▶ [Objective] Pick out each line containing the string "into" and copy it.

[START Task data]

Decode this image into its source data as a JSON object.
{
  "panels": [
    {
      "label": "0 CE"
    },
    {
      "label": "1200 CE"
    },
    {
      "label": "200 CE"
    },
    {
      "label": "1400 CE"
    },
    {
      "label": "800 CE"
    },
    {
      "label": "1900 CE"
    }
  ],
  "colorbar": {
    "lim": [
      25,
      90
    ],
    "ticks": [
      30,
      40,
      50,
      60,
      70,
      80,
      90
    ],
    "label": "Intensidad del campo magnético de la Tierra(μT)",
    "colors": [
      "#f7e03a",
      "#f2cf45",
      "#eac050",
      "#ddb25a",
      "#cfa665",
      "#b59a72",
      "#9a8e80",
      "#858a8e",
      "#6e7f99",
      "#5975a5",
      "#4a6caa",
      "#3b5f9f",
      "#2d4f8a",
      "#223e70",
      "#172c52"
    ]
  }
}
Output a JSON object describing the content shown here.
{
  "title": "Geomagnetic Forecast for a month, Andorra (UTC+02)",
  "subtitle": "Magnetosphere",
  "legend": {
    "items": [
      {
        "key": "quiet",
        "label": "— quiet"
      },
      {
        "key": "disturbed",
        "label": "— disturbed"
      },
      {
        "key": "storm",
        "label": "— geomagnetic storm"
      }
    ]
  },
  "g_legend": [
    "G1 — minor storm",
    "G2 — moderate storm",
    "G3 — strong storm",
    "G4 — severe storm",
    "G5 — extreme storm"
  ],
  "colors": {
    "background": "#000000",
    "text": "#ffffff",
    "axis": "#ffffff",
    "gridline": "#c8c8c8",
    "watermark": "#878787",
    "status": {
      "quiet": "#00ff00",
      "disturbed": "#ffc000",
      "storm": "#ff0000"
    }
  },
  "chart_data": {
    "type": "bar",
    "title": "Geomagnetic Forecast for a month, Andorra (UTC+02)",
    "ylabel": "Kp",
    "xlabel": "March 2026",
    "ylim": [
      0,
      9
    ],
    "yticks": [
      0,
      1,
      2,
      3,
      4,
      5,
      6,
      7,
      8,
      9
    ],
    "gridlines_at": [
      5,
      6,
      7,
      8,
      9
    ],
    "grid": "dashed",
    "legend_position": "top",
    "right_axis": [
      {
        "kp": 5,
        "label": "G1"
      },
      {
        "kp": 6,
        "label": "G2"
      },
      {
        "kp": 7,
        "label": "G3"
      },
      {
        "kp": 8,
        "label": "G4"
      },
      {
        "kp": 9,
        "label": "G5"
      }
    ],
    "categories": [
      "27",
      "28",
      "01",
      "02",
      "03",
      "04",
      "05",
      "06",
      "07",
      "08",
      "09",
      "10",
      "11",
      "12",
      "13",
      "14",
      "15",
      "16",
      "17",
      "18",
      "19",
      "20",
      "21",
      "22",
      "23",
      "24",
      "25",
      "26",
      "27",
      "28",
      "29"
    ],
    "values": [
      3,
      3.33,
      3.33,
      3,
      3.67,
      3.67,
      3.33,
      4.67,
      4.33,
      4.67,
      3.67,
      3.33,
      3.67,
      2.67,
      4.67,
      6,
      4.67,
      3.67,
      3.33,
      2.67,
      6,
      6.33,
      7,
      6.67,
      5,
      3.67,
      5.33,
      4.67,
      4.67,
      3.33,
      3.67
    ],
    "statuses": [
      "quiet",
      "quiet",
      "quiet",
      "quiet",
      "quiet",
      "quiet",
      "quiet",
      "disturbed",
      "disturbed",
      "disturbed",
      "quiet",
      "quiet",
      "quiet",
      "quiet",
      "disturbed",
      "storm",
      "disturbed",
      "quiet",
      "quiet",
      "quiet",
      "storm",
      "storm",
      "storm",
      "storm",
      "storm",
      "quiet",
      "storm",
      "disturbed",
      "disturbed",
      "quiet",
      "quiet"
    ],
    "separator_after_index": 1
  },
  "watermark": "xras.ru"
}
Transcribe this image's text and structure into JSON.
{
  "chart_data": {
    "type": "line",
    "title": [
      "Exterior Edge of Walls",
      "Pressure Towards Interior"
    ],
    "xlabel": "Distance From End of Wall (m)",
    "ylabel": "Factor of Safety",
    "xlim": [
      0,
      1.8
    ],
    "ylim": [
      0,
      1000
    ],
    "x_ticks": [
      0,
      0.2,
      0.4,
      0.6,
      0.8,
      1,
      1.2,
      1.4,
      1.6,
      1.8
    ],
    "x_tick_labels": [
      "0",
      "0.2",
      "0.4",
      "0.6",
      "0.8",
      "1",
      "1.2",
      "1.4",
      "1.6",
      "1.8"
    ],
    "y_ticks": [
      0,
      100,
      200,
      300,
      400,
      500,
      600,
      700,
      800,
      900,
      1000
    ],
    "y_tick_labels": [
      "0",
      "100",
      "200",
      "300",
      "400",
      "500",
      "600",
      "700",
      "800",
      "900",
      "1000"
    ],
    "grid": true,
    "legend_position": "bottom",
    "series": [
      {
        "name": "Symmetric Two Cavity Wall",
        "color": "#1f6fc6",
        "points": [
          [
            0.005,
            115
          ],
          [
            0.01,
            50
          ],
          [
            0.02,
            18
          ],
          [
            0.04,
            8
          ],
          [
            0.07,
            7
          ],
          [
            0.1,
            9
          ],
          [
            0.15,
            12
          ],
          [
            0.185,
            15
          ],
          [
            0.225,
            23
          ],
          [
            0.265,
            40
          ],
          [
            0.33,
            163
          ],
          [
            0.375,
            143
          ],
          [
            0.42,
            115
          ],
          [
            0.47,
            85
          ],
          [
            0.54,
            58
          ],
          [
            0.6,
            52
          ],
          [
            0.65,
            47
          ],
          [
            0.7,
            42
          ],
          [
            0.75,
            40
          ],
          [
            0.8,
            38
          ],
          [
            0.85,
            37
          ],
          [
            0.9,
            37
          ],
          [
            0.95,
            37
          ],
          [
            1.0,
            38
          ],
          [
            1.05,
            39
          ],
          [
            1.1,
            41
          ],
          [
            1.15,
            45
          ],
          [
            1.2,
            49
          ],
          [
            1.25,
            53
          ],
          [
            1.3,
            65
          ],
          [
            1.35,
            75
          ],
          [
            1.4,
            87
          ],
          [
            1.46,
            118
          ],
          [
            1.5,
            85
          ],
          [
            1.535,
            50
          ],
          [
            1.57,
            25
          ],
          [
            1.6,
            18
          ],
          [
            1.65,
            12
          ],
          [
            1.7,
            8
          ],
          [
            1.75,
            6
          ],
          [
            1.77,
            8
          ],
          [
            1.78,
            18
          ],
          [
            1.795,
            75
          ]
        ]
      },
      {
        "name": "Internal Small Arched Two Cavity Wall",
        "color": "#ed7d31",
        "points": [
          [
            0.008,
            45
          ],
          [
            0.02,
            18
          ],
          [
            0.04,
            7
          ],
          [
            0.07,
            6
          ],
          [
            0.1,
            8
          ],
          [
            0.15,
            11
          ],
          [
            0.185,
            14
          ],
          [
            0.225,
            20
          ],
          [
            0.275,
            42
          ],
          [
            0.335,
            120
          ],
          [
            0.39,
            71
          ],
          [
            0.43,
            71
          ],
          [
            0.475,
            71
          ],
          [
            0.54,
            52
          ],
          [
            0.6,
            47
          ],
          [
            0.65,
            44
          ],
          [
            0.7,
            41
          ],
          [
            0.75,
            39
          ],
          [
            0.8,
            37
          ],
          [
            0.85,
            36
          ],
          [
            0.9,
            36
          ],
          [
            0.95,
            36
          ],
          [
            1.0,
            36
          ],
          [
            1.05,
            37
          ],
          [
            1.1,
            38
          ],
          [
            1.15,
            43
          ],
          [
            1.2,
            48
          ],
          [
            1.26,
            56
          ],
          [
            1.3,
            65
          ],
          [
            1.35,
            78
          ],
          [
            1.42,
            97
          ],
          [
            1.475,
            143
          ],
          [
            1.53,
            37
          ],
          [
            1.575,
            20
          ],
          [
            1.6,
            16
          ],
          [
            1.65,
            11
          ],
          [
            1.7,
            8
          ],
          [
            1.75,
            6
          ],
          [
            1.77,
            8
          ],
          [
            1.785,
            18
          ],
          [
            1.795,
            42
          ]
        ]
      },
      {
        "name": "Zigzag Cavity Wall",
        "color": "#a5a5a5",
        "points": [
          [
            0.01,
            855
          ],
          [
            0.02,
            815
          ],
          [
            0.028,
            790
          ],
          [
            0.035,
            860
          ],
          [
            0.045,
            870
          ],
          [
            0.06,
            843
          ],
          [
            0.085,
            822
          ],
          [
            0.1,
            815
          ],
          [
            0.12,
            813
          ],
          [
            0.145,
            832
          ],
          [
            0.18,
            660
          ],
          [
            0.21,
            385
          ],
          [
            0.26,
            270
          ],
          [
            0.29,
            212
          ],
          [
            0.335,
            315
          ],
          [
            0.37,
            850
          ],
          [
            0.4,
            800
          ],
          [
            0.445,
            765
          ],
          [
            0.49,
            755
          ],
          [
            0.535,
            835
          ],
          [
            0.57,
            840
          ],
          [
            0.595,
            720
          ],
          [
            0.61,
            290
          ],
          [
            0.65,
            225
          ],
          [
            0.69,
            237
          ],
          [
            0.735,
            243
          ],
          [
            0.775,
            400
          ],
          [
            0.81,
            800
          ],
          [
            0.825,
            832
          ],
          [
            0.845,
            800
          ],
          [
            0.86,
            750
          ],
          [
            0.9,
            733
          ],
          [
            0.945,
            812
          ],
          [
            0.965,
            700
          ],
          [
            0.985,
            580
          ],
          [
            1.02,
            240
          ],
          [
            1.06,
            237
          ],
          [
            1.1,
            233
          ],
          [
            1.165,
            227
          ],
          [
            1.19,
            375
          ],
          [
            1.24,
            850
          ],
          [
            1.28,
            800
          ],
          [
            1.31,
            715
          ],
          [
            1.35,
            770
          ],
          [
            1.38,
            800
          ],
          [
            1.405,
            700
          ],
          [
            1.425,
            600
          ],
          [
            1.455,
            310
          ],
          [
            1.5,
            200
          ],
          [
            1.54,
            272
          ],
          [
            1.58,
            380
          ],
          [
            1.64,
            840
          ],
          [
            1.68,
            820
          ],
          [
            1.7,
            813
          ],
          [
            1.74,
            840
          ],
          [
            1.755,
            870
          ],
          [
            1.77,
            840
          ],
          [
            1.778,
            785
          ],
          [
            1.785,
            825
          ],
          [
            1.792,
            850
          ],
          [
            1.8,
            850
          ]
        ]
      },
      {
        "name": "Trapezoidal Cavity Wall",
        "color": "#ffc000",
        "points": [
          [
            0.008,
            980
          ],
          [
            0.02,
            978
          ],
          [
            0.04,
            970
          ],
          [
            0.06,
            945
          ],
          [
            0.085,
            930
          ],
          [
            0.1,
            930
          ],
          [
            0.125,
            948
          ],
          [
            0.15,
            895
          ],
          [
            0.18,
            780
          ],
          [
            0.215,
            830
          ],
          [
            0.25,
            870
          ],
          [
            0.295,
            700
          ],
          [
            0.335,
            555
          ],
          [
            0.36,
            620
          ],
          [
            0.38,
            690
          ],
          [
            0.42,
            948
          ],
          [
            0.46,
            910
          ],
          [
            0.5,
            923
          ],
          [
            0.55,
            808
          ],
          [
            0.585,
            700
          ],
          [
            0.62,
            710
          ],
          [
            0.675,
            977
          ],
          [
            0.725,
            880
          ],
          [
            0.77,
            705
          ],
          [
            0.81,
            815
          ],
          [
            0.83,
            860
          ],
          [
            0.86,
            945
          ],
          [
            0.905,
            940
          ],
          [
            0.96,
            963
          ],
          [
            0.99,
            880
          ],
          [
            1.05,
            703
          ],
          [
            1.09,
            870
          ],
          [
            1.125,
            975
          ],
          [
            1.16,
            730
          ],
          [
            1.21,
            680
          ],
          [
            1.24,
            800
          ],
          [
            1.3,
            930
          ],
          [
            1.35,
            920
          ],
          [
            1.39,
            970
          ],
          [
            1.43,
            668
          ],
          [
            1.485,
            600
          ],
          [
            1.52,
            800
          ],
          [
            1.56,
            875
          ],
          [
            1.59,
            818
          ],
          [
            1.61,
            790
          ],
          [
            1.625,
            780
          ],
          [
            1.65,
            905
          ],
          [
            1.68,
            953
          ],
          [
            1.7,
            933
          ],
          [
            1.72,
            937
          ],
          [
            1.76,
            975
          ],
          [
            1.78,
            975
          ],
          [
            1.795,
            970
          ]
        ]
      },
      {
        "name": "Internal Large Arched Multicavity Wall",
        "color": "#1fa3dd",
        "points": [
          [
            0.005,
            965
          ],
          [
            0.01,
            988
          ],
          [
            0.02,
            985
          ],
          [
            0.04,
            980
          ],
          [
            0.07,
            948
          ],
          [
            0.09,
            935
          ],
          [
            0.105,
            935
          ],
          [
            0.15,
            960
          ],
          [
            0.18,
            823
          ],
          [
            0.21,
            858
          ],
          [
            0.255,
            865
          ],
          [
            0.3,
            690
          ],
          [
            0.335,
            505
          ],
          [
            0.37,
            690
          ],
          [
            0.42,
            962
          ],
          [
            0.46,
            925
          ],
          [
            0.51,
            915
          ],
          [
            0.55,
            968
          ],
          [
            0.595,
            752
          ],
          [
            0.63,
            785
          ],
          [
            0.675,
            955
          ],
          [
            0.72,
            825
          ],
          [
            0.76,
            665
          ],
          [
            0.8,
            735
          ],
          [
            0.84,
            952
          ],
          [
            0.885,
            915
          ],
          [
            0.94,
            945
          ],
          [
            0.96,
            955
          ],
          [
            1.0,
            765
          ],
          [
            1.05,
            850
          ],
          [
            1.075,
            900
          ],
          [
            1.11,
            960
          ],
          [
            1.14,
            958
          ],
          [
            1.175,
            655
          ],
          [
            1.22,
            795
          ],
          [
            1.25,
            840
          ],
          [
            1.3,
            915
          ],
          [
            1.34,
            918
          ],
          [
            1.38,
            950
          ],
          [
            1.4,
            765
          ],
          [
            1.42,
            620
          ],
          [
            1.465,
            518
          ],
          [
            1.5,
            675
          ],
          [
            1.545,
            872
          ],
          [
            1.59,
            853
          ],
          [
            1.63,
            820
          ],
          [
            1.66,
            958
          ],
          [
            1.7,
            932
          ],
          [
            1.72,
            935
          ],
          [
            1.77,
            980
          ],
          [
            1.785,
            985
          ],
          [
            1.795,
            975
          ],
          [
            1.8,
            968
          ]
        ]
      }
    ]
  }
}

[END Task data]

▶ [Full response]
Decode this image into its source data as a JSON object.
Transcribe this image's text and structure into JSON.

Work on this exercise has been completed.